THE EXERCISE ::
Find each line with the string "screenshot" and report it.

Dataset excerpts:
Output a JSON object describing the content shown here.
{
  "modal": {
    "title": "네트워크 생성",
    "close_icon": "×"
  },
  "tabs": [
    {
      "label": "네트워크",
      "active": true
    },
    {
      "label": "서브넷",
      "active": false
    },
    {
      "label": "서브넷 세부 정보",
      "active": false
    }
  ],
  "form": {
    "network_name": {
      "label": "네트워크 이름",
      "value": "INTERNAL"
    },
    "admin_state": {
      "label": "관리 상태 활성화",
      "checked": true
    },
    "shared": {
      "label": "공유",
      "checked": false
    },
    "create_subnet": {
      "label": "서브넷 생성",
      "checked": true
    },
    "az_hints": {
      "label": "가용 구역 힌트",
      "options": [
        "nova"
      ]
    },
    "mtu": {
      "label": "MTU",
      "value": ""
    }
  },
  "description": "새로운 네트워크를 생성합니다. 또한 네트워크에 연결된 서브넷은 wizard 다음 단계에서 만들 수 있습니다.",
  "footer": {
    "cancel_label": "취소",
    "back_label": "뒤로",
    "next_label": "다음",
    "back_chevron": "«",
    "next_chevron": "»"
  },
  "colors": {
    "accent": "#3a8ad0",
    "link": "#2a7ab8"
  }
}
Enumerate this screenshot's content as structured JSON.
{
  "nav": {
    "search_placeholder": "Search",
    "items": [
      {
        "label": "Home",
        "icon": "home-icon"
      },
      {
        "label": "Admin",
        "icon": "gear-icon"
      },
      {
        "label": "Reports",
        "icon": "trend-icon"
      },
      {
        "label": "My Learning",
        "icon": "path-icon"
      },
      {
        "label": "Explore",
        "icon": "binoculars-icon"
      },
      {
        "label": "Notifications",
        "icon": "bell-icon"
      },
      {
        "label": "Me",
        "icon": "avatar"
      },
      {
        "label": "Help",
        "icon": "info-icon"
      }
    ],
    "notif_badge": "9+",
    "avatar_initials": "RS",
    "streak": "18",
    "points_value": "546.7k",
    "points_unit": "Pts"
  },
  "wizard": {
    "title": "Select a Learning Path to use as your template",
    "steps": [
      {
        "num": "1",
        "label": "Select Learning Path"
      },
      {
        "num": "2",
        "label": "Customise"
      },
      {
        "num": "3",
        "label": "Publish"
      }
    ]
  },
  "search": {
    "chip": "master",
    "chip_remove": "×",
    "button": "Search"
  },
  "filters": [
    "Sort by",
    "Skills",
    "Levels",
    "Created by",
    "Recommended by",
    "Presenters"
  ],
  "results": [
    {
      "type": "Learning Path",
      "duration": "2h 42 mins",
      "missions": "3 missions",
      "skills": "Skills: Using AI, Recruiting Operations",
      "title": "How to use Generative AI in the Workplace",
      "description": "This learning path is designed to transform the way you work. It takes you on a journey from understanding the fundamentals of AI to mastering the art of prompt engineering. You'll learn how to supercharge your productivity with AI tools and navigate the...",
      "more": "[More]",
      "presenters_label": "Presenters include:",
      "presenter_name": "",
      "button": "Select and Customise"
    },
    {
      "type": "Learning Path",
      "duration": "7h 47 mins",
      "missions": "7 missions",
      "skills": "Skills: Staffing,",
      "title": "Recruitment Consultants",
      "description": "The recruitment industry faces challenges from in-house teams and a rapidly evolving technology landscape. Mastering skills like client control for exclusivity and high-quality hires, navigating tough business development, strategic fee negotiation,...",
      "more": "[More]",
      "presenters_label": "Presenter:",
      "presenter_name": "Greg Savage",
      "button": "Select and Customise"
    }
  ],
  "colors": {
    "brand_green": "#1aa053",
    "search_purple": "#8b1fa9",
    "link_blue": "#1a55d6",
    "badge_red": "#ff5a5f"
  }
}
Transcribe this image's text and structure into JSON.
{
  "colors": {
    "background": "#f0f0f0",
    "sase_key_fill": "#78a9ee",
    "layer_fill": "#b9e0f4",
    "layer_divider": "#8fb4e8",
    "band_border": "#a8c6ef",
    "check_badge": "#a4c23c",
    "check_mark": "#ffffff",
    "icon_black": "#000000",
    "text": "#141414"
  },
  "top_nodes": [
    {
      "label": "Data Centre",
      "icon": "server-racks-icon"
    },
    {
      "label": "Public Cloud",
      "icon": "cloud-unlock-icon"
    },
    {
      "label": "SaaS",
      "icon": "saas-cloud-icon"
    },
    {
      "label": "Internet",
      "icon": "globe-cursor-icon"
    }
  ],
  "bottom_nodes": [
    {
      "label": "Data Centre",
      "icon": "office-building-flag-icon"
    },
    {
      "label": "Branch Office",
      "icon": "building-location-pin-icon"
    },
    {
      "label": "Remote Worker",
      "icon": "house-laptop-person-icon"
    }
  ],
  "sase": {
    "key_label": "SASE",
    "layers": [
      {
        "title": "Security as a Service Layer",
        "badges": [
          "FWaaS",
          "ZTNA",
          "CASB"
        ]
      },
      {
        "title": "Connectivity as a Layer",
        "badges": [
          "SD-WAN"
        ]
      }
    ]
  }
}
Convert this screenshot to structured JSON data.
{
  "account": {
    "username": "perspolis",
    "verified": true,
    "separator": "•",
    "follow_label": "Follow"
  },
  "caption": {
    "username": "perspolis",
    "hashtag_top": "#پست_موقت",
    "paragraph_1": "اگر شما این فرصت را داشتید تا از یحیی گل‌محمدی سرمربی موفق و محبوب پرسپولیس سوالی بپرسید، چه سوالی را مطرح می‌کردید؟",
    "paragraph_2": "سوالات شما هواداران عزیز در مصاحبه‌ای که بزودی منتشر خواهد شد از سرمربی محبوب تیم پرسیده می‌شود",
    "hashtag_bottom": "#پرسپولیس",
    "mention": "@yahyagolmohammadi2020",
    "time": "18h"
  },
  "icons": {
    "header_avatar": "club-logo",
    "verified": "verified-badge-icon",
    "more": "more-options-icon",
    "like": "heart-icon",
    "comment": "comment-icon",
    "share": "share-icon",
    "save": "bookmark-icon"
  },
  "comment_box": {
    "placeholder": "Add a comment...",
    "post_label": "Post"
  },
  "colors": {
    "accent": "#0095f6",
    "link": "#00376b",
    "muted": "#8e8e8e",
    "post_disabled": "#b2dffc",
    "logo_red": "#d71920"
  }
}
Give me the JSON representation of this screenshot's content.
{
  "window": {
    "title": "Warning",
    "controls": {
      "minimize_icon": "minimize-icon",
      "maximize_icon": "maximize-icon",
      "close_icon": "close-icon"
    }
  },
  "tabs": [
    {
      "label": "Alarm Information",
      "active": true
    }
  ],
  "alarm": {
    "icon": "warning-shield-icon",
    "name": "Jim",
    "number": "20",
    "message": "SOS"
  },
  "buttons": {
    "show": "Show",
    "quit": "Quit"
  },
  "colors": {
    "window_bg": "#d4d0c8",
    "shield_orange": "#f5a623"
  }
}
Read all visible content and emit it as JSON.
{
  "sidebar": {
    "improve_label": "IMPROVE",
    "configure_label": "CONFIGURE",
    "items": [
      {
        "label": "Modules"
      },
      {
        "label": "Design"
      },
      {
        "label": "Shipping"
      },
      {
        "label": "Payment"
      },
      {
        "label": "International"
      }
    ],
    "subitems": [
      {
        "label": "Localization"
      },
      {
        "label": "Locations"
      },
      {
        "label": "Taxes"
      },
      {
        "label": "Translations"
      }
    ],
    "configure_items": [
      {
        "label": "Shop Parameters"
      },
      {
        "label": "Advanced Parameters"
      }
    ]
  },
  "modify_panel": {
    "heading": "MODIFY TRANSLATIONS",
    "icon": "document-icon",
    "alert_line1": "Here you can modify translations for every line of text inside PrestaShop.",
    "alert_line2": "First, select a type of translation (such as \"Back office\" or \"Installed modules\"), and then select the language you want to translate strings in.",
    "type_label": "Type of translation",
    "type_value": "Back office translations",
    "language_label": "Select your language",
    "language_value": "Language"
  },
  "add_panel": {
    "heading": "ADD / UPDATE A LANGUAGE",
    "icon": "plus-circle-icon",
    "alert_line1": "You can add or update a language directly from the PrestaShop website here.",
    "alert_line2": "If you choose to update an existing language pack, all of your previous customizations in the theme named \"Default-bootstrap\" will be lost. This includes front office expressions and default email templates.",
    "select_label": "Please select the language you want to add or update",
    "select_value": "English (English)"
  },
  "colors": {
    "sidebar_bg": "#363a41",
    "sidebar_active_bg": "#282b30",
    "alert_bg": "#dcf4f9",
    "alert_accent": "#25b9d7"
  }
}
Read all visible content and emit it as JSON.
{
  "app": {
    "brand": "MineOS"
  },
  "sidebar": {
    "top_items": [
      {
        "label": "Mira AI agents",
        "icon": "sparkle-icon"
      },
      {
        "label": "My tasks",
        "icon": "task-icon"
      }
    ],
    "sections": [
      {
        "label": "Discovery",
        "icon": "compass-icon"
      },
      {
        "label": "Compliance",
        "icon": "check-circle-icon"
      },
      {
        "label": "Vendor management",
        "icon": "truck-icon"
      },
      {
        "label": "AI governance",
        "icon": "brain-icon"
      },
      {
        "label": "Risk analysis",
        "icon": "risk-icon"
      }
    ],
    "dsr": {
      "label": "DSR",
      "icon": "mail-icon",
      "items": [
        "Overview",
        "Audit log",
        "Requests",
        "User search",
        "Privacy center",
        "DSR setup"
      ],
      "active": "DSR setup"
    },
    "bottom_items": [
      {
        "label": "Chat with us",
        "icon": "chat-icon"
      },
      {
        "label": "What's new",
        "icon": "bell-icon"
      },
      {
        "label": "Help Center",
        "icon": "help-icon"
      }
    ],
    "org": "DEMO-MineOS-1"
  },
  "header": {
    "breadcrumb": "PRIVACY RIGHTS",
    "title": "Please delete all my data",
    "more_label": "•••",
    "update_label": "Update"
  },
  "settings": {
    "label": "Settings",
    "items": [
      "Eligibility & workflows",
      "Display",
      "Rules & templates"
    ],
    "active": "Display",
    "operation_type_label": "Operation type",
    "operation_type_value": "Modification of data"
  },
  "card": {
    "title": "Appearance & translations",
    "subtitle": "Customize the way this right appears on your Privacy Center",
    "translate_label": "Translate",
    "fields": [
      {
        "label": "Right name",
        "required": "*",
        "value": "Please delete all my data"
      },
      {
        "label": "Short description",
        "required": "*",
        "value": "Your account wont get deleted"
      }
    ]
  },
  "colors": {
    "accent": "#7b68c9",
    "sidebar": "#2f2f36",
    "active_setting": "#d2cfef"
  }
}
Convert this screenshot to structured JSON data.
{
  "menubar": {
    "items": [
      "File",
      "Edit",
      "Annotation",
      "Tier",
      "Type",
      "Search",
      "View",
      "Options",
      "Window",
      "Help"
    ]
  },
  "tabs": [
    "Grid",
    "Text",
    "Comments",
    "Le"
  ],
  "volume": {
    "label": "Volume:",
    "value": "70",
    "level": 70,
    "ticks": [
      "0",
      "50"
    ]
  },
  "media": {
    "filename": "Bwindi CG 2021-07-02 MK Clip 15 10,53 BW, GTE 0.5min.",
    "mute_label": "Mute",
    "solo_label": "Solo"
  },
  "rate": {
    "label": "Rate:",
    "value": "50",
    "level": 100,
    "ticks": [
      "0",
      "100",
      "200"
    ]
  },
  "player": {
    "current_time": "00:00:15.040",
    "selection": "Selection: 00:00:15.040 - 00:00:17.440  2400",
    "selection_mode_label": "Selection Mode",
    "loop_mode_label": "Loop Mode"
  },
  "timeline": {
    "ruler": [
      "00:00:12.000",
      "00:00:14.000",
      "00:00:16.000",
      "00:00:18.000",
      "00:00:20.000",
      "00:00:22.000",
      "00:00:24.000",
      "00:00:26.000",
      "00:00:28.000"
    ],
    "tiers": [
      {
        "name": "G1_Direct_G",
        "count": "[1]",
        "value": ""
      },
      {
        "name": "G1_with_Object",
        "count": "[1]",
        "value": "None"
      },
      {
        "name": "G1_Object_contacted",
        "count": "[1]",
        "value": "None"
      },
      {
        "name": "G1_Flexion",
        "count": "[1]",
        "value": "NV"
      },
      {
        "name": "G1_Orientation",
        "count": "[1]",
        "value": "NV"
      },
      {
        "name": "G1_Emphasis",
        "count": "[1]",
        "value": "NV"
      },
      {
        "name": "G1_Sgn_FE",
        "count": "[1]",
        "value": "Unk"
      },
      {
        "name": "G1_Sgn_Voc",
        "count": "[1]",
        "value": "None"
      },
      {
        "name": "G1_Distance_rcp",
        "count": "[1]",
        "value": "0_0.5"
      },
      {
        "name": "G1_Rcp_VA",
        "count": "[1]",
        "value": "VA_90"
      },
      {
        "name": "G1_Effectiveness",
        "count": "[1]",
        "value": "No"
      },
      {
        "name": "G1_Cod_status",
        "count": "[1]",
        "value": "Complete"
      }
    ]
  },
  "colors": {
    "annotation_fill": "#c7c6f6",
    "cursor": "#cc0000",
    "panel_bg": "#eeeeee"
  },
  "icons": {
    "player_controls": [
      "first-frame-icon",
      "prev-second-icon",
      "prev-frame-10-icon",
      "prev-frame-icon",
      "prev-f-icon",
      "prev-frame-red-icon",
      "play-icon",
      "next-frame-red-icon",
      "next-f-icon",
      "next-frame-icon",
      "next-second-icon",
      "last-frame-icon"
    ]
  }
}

FINAL RESULT ::
Enumerate this screenshot's content as structured JSON.
Convert this screenshot to structured JSON data.
Give me the JSON representation of this screenshot's content.
Convert this screenshot to structured JSON data.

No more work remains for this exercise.